(Rows from a layout dataset)
"""

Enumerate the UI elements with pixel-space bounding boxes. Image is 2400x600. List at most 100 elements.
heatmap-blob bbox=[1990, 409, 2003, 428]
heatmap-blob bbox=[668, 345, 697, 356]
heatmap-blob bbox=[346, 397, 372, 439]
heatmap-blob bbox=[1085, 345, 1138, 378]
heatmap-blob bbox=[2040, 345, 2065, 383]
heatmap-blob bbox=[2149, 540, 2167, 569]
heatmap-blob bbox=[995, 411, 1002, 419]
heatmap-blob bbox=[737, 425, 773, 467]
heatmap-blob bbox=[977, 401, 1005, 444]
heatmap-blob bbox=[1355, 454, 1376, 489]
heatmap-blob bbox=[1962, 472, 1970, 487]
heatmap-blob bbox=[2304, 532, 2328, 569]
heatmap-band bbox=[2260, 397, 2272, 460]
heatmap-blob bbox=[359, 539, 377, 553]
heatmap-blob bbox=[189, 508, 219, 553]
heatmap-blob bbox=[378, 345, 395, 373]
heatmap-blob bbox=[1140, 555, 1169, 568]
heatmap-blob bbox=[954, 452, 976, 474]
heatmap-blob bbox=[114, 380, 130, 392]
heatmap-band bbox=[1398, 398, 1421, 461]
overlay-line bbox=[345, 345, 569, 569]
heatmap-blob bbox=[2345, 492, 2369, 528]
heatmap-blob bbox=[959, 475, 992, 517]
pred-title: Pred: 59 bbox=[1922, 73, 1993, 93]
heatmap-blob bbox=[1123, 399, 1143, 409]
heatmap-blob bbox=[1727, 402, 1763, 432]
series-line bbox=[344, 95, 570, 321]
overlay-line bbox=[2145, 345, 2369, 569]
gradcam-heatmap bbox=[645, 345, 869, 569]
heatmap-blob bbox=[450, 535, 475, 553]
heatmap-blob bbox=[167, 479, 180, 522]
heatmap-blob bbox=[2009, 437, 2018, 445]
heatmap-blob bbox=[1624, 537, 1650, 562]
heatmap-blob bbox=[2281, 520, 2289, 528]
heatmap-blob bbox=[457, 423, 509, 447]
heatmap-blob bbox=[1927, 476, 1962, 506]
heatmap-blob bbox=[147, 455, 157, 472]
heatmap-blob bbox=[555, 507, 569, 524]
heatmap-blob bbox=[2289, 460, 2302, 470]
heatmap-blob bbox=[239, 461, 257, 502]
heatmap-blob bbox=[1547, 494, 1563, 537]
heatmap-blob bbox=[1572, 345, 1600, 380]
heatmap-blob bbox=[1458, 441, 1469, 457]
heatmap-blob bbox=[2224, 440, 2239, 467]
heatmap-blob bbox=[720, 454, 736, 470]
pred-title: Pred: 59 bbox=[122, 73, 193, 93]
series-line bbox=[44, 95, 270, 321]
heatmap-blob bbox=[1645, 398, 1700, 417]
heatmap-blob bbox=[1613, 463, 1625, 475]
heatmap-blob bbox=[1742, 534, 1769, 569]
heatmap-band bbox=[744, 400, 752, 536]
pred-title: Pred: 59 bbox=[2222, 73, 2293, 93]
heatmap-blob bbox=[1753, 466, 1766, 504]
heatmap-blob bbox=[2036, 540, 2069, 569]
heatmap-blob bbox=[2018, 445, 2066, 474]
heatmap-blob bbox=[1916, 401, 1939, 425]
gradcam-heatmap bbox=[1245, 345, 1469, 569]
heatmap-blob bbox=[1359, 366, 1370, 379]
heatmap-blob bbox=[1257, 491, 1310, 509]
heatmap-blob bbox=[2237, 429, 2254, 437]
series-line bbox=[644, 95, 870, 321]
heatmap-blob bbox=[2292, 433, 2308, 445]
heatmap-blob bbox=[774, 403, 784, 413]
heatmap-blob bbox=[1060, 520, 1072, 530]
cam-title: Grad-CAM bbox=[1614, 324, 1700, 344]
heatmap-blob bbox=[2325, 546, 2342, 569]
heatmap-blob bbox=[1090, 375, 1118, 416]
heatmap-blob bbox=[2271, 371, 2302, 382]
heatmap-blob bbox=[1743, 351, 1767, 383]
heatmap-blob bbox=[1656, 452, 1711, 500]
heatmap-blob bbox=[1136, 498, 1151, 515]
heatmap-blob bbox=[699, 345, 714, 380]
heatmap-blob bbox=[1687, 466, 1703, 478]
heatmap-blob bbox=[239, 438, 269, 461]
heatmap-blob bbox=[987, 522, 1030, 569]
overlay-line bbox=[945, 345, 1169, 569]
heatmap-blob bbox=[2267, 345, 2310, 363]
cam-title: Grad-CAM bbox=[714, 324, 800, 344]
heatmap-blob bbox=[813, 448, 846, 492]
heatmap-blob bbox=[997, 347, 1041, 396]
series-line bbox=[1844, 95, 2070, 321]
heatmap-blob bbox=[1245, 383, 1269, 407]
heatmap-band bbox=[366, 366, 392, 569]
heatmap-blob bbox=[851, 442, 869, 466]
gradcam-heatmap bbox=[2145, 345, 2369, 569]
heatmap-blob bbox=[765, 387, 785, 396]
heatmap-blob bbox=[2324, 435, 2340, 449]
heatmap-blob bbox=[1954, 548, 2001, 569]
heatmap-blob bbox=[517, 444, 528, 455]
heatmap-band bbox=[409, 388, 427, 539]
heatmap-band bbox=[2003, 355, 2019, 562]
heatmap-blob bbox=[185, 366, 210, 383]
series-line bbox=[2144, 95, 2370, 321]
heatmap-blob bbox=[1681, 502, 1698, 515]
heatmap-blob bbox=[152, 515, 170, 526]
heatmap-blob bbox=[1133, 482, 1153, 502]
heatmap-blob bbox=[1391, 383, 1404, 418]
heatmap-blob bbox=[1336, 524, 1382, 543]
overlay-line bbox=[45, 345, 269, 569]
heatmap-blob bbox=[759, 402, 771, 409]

"""

Task | Please copy every line of the records above word for word, keeping each one in its original order.

Response for this exercise |
Enumerate the UI elements with pixel-space bounding boxes. Image is 2400x600. List at most 100 elements.
heatmap-blob bbox=[1990, 409, 2003, 428]
heatmap-blob bbox=[668, 345, 697, 356]
heatmap-blob bbox=[346, 397, 372, 439]
heatmap-blob bbox=[1085, 345, 1138, 378]
heatmap-blob bbox=[2040, 345, 2065, 383]
heatmap-blob bbox=[2149, 540, 2167, 569]
heatmap-blob bbox=[995, 411, 1002, 419]
heatmap-blob bbox=[737, 425, 773, 467]
heatmap-blob bbox=[977, 401, 1005, 444]
heatmap-blob bbox=[1355, 454, 1376, 489]
heatmap-blob bbox=[1962, 472, 1970, 487]
heatmap-blob bbox=[2304, 532, 2328, 569]
heatmap-band bbox=[2260, 397, 2272, 460]
heatmap-blob bbox=[359, 539, 377, 553]
heatmap-blob bbox=[189, 508, 219, 553]
heatmap-blob bbox=[378, 345, 395, 373]
heatmap-blob bbox=[1140, 555, 1169, 568]
heatmap-blob bbox=[954, 452, 976, 474]
heatmap-blob bbox=[114, 380, 130, 392]
heatmap-band bbox=[1398, 398, 1421, 461]
overlay-line bbox=[345, 345, 569, 569]
heatmap-blob bbox=[2345, 492, 2369, 528]
heatmap-blob bbox=[959, 475, 992, 517]
pred-title: Pred: 59 bbox=[1922, 73, 1993, 93]
heatmap-blob bbox=[1123, 399, 1143, 409]
heatmap-blob bbox=[1727, 402, 1763, 432]
series-line bbox=[344, 95, 570, 321]
overlay-line bbox=[2145, 345, 2369, 569]
gradcam-heatmap bbox=[645, 345, 869, 569]
heatmap-blob bbox=[450, 535, 475, 553]
heatmap-blob bbox=[167, 479, 180, 522]
heatmap-blob bbox=[2009, 437, 2018, 445]
heatmap-blob bbox=[1624, 537, 1650, 562]
heatmap-blob bbox=[2281, 520, 2289, 528]
heatmap-blob bbox=[457, 423, 509, 447]
heatmap-blob bbox=[1927, 476, 1962, 506]
heatmap-blob bbox=[147, 455, 157, 472]
heatmap-blob bbox=[555, 507, 569, 524]
heatmap-blob bbox=[2289, 460, 2302, 470]
heatmap-blob bbox=[239, 461, 257, 502]
heatmap-blob bbox=[1547, 494, 1563, 537]
heatmap-blob bbox=[1572, 345, 1600, 380]
heatmap-blob bbox=[1458, 441, 1469, 457]
heatmap-blob bbox=[2224, 440, 2239, 467]
heatmap-blob bbox=[720, 454, 736, 470]
pred-title: Pred: 59 bbox=[122, 73, 193, 93]
series-line bbox=[44, 95, 270, 321]
heatmap-blob bbox=[1645, 398, 1700, 417]
heatmap-blob bbox=[1613, 463, 1625, 475]
heatmap-blob bbox=[1742, 534, 1769, 569]
heatmap-band bbox=[744, 400, 752, 536]
pred-title: Pred: 59 bbox=[2222, 73, 2293, 93]
heatmap-blob bbox=[1753, 466, 1766, 504]
heatmap-blob bbox=[2036, 540, 2069, 569]
heatmap-blob bbox=[2018, 445, 2066, 474]
heatmap-blob bbox=[1916, 401, 1939, 425]
gradcam-heatmap bbox=[1245, 345, 1469, 569]
heatmap-blob bbox=[1359, 366, 1370, 379]
heatmap-blob bbox=[1257, 491, 1310, 509]
heatmap-blob bbox=[2237, 429, 2254, 437]
series-line bbox=[644, 95, 870, 321]
heatmap-blob bbox=[2292, 433, 2308, 445]
heatmap-blob bbox=[774, 403, 784, 413]
heatmap-blob bbox=[1060, 520, 1072, 530]
cam-title: Grad-CAM bbox=[1614, 324, 1700, 344]
heatmap-blob bbox=[2325, 546, 2342, 569]
heatmap-blob bbox=[1090, 375, 1118, 416]
heatmap-blob bbox=[2271, 371, 2302, 382]
heatmap-blob bbox=[1743, 351, 1767, 383]
heatmap-blob bbox=[1656, 452, 1711, 500]
heatmap-blob bbox=[1136, 498, 1151, 515]
heatmap-blob bbox=[699, 345, 714, 380]
heatmap-blob bbox=[1687, 466, 1703, 478]
heatmap-blob bbox=[239, 438, 269, 461]
heatmap-blob bbox=[987, 522, 1030, 569]
overlay-line bbox=[945, 345, 1169, 569]
heatmap-blob bbox=[2267, 345, 2310, 363]
cam-title: Grad-CAM bbox=[714, 324, 800, 344]
heatmap-blob bbox=[813, 448, 846, 492]
heatmap-blob bbox=[997, 347, 1041, 396]
series-line bbox=[1844, 95, 2070, 321]
heatmap-blob bbox=[1245, 383, 1269, 407]
heatmap-band bbox=[366, 366, 392, 569]
heatmap-blob bbox=[851, 442, 869, 466]
gradcam-heatmap bbox=[2145, 345, 2369, 569]
heatmap-blob bbox=[765, 387, 785, 396]
heatmap-blob bbox=[2324, 435, 2340, 449]
heatmap-blob bbox=[1954, 548, 2001, 569]
heatmap-blob bbox=[517, 444, 528, 455]
heatmap-band bbox=[409, 388, 427, 539]
heatmap-band bbox=[2003, 355, 2019, 562]
heatmap-blob bbox=[185, 366, 210, 383]
series-line bbox=[2144, 95, 2370, 321]
heatmap-blob bbox=[1681, 502, 1698, 515]
heatmap-blob bbox=[152, 515, 170, 526]
heatmap-blob bbox=[1133, 482, 1153, 502]
heatmap-blob bbox=[1391, 383, 1404, 418]
heatmap-blob bbox=[1336, 524, 1382, 543]
overlay-line bbox=[45, 345, 269, 569]
heatmap-blob bbox=[759, 402, 771, 409]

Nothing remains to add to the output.